> **Directive**
Write out the records below word for word, beginning with the first line and stopping after the line that contains "option-d: D．竭力扶植新的代理人上台 [176,233,381,252]".

> **Excerpts from a layout annotation set**

↓↓↓

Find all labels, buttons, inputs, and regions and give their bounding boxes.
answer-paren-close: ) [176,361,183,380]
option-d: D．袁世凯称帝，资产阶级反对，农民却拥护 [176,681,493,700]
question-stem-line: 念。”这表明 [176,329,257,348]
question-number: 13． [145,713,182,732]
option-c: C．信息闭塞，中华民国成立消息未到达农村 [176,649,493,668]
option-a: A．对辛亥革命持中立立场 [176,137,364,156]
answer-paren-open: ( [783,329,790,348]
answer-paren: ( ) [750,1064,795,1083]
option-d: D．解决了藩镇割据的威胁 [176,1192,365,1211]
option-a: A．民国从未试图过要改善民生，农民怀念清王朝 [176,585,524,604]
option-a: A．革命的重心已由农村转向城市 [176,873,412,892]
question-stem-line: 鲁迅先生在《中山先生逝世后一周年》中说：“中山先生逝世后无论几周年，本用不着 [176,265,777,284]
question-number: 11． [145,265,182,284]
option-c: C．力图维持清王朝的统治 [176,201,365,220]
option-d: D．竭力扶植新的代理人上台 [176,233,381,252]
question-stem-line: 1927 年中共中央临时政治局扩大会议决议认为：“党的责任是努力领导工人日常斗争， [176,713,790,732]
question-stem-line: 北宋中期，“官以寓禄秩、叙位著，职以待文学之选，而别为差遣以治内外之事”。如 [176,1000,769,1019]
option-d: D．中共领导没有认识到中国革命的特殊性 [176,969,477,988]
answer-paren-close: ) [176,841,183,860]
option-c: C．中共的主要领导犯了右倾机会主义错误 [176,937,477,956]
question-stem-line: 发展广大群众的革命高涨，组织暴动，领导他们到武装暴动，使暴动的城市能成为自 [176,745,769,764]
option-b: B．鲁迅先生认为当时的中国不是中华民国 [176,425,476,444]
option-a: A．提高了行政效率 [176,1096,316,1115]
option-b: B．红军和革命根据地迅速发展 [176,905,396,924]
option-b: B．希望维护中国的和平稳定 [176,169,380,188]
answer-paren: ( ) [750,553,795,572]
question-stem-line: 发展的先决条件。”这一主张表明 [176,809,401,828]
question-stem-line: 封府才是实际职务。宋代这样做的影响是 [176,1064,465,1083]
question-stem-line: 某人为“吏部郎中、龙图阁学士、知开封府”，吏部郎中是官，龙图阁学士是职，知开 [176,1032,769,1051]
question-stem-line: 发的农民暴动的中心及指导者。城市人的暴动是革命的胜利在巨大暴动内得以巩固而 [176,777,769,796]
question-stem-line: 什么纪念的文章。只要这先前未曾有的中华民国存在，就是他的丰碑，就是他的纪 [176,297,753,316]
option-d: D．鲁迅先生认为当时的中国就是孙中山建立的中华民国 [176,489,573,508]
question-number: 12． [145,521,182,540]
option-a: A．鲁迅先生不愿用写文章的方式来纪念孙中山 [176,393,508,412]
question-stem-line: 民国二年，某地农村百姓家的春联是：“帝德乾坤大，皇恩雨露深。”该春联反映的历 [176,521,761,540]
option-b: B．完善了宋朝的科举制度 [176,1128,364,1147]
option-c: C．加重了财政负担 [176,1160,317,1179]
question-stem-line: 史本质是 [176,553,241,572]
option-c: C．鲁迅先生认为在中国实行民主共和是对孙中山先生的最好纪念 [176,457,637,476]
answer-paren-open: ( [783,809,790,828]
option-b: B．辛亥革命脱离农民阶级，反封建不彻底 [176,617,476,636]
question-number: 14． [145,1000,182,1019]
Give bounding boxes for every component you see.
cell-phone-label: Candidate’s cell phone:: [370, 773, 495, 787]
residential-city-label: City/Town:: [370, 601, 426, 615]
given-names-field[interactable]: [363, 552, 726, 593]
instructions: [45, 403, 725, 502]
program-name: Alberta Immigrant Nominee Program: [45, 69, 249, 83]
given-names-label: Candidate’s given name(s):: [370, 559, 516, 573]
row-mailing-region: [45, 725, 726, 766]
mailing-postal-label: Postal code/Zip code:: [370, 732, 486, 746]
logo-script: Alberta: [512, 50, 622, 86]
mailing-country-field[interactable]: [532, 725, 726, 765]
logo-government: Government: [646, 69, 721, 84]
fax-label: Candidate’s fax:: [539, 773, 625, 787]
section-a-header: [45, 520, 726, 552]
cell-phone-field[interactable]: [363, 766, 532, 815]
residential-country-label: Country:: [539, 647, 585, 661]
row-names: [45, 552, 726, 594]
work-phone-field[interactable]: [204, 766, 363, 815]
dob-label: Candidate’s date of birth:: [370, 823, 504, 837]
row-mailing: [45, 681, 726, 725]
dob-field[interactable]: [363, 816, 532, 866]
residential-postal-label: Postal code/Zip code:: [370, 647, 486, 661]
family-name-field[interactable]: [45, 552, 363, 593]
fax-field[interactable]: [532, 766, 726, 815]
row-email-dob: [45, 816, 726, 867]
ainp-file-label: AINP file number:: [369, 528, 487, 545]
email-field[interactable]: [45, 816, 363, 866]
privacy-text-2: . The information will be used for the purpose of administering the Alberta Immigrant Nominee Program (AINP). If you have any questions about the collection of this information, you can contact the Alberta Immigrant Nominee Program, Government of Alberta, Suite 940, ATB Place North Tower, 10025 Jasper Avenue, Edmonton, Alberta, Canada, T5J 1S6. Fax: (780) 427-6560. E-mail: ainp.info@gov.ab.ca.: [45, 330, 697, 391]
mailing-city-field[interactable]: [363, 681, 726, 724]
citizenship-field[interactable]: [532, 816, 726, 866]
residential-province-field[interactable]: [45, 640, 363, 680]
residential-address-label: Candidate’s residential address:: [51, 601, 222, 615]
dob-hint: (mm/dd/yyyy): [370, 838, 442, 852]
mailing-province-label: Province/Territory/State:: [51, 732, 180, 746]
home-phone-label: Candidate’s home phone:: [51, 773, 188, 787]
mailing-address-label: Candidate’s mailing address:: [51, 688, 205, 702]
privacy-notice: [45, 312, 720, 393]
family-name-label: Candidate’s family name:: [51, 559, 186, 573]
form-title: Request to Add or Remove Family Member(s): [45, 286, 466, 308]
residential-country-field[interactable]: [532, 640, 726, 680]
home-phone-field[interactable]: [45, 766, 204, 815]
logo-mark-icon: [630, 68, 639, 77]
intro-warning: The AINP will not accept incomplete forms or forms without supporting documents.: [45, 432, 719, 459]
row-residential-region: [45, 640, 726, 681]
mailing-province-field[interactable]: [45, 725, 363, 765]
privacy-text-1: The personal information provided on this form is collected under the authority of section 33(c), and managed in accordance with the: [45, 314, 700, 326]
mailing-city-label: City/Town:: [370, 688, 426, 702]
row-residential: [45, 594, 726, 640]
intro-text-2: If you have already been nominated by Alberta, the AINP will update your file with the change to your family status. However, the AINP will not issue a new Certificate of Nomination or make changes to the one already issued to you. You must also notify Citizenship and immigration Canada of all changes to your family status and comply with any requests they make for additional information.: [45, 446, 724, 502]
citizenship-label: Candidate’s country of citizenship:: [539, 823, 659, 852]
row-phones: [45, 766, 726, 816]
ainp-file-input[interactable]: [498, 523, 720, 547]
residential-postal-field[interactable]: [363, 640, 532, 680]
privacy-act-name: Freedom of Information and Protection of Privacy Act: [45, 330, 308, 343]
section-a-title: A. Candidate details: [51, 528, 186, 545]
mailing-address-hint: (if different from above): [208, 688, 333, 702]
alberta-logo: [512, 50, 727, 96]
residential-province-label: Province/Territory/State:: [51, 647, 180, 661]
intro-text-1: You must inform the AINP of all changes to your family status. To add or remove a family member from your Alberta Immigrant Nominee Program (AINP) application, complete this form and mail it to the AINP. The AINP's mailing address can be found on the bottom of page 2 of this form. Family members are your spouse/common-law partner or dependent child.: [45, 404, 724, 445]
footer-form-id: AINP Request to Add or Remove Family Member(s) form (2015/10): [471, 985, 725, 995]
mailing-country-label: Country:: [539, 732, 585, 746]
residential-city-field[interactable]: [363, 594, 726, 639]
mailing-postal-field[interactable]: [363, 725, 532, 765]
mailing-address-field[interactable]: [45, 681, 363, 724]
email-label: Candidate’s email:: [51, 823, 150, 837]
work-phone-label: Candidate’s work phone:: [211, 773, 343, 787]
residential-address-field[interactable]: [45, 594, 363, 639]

↑↑↑

> **Reply**
Find all labels, buttons, inputs, and regions and give their bounding boxes.
answer-paren-close: ) [176,361,183,380]
option-d: D．袁世凯称帝，资产阶级反对，农民却拥护 [176,681,493,700]
question-stem-line: 念。”这表明 [176,329,257,348]
question-number: 13． [145,713,182,732]
option-c: C．信息闭塞，中华民国成立消息未到达农村 [176,649,493,668]
option-a: A．对辛亥革命持中立立场 [176,137,364,156]
answer-paren-open: ( [783,329,790,348]
answer-paren: ( ) [750,1064,795,1083]
option-d: D．解决了藩镇割据的威胁 [176,1192,365,1211]
option-a: A．民国从未试图过要改善民生，农民怀念清王朝 [176,585,524,604]
option-a: A．革命的重心已由农村转向城市 [176,873,412,892]
question-stem-line: 鲁迅先生在《中山先生逝世后一周年》中说：“中山先生逝世后无论几周年，本用不着 [176,265,777,284]
question-number: 11． [145,265,182,284]
option-c: C．力图维持清王朝的统治 [176,201,365,220]
option-d: D．竭力扶植新的代理人上台 [176,233,381,252]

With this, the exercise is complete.